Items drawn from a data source

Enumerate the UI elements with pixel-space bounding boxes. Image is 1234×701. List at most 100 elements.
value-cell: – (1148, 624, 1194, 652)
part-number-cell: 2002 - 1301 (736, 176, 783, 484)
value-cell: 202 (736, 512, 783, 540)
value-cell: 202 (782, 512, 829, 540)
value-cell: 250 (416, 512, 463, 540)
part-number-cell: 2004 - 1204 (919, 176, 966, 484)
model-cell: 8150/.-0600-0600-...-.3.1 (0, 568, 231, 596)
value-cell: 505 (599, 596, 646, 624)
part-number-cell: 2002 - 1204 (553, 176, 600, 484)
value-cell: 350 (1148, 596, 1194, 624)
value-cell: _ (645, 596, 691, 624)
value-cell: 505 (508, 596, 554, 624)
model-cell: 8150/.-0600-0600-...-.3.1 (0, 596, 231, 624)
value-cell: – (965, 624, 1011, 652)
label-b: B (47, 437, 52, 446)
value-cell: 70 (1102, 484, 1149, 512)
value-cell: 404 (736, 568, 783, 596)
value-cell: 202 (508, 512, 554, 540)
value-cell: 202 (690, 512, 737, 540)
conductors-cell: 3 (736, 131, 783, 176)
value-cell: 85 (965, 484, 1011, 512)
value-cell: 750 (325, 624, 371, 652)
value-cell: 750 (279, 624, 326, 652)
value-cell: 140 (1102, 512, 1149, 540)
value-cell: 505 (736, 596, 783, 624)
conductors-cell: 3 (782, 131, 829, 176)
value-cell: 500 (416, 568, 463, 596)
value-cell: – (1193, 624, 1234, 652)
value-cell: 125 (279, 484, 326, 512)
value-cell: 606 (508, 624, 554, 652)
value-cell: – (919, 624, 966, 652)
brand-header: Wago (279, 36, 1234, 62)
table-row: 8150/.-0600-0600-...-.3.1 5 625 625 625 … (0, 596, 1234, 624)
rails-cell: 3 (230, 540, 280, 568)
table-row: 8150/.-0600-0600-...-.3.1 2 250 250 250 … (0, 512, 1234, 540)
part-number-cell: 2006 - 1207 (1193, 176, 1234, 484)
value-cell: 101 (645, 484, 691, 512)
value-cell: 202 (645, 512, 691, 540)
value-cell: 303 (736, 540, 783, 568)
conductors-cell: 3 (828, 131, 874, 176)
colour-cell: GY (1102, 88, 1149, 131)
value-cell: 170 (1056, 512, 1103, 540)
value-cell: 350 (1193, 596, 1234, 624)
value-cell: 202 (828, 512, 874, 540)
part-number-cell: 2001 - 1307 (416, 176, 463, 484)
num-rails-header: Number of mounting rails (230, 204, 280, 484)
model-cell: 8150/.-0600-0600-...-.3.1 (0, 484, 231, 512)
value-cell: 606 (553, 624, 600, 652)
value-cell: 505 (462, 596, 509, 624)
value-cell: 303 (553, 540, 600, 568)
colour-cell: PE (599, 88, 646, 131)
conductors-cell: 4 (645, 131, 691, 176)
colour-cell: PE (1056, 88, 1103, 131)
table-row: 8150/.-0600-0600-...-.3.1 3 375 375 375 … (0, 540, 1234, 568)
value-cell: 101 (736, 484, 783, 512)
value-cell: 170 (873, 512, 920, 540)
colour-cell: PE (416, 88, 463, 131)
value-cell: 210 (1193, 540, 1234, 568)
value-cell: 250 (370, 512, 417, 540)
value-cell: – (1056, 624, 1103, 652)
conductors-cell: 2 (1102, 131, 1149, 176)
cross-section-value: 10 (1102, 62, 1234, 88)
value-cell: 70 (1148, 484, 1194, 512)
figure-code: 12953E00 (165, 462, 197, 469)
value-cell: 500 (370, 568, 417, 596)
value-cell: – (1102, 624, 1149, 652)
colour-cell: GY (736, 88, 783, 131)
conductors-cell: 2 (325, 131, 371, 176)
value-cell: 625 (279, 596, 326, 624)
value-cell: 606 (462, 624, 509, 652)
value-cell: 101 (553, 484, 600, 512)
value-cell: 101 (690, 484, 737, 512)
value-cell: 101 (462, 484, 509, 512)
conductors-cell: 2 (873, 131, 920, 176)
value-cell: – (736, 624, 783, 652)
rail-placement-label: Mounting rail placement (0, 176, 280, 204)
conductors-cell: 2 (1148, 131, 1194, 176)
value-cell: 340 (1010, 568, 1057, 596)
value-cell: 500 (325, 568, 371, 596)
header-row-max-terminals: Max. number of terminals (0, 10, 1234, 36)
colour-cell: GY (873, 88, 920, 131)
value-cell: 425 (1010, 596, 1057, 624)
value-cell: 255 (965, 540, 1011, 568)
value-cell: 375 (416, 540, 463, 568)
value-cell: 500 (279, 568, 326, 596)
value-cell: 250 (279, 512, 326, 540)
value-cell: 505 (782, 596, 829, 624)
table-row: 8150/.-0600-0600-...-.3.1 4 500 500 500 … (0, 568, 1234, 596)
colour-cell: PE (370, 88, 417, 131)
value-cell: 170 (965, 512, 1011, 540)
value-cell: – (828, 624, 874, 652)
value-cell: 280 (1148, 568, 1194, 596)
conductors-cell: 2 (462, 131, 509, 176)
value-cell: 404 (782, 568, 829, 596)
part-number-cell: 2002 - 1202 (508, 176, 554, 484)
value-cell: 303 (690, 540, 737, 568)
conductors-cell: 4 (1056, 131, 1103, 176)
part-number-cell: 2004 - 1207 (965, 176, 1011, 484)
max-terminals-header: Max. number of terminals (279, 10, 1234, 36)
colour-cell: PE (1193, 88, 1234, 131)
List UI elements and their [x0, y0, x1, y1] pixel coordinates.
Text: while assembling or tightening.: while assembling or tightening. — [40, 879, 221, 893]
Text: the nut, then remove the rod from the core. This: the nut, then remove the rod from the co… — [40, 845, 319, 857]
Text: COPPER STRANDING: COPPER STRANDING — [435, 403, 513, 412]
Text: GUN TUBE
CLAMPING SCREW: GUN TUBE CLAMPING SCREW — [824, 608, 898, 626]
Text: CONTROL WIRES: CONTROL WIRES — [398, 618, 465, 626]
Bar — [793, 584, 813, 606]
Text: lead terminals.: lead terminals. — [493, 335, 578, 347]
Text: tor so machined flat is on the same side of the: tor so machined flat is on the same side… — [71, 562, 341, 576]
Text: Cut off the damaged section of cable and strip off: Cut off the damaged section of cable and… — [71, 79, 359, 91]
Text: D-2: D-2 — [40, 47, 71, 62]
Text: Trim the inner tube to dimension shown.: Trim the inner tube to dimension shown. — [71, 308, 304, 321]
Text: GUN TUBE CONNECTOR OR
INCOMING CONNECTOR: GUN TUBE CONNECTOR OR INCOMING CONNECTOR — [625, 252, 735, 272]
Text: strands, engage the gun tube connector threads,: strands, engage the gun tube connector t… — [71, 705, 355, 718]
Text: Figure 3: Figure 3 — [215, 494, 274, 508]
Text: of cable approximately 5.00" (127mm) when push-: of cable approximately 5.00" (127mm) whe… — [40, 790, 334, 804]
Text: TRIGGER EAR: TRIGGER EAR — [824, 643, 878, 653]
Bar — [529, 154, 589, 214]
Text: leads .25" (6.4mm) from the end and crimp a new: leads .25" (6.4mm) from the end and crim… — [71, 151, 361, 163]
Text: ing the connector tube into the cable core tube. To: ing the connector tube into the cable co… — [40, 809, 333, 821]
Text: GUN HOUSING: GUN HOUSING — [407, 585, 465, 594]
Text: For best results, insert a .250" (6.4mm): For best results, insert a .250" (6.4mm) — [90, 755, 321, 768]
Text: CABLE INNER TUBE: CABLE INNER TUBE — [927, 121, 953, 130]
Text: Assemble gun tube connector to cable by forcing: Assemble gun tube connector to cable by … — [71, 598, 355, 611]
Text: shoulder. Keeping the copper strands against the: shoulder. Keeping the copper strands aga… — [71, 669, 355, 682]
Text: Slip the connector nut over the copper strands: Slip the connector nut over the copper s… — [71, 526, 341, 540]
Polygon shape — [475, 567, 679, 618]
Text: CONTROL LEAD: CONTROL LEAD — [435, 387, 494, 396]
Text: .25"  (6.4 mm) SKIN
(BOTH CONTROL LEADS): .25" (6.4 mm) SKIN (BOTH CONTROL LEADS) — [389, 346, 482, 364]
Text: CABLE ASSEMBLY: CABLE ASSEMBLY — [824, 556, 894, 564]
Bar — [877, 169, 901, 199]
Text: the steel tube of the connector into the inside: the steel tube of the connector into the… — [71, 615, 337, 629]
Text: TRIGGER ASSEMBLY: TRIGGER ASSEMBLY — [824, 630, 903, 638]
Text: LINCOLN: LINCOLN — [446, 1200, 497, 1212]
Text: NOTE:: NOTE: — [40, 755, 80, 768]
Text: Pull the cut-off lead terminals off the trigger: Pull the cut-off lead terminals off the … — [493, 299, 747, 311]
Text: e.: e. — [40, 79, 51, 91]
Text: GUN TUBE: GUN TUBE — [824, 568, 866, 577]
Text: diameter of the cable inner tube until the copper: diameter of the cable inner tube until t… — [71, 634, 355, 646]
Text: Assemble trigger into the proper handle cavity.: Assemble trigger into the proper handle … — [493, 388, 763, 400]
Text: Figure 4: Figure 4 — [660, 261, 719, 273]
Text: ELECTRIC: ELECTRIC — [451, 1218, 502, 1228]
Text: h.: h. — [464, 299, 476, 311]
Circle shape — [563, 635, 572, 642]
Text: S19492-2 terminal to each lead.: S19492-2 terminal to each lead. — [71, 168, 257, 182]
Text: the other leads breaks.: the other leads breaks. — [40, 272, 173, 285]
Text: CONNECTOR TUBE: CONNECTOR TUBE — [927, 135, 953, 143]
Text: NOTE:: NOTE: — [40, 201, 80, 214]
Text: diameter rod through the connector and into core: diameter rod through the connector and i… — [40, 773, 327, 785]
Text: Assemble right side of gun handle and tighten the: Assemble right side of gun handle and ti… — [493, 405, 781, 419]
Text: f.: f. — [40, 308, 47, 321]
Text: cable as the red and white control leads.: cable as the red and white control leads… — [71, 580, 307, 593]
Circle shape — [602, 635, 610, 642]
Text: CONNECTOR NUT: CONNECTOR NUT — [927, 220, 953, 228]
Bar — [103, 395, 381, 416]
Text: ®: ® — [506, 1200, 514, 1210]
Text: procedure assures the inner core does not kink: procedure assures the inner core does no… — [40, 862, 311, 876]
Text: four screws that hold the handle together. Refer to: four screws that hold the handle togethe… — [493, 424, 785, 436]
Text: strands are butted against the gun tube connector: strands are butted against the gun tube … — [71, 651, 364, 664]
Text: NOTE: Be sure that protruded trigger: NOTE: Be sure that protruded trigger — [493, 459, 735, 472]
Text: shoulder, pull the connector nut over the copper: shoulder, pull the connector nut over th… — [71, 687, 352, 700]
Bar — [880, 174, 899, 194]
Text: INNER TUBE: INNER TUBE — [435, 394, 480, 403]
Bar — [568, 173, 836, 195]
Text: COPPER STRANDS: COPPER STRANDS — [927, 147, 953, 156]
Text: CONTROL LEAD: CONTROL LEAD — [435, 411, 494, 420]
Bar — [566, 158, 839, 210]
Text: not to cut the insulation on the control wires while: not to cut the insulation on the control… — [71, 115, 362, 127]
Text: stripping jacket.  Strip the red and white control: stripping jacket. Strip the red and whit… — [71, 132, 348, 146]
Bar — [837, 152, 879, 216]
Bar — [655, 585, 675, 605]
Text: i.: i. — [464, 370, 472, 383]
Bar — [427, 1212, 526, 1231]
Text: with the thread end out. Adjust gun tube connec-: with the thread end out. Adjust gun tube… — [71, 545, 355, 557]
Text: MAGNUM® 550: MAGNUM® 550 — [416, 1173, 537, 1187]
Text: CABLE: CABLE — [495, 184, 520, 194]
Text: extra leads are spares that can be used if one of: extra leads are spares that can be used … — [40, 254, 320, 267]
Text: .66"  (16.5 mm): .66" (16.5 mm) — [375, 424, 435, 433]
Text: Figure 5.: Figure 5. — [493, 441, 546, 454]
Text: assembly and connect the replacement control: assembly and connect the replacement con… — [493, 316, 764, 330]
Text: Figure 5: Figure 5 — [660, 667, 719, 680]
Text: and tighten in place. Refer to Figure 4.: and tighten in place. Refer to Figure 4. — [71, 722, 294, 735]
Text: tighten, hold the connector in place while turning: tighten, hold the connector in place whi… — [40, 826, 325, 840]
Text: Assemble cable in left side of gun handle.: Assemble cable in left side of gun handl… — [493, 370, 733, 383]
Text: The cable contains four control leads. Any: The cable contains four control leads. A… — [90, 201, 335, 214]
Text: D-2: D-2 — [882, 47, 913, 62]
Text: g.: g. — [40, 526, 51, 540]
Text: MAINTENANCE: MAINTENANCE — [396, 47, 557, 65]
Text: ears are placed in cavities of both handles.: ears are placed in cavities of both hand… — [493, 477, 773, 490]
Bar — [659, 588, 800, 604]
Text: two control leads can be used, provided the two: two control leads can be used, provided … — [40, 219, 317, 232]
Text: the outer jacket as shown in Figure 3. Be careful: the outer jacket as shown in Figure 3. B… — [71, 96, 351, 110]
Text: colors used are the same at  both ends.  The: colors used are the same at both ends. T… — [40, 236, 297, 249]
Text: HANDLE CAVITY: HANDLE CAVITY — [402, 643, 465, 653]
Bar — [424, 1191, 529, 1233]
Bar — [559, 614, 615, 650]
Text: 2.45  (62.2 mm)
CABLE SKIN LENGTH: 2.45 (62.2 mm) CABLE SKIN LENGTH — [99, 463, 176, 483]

## [What you need to do]
Copy out the data word for word, from its first line up to and including the line with "value-cell: 404 (736, 568, 783, 596)".

## [Final result]
Enumerate the UI elements with pixel-space bounding boxes. Image is 1234×701. List at most 100 elements.
value-cell: – (1148, 624, 1194, 652)
part-number-cell: 2002 - 1301 (736, 176, 783, 484)
value-cell: 202 (736, 512, 783, 540)
value-cell: 202 (782, 512, 829, 540)
value-cell: 250 (416, 512, 463, 540)
part-number-cell: 2004 - 1204 (919, 176, 966, 484)
model-cell: 8150/.-0600-0600-...-.3.1 (0, 568, 231, 596)
value-cell: 505 (599, 596, 646, 624)
part-number-cell: 2002 - 1204 (553, 176, 600, 484)
value-cell: 350 (1148, 596, 1194, 624)
value-cell: _ (645, 596, 691, 624)
value-cell: 505 (508, 596, 554, 624)
model-cell: 8150/.-0600-0600-...-.3.1 (0, 596, 231, 624)
value-cell: – (965, 624, 1011, 652)
label-b: B (47, 437, 52, 446)
value-cell: 70 (1102, 484, 1149, 512)
value-cell: 404 (736, 568, 783, 596)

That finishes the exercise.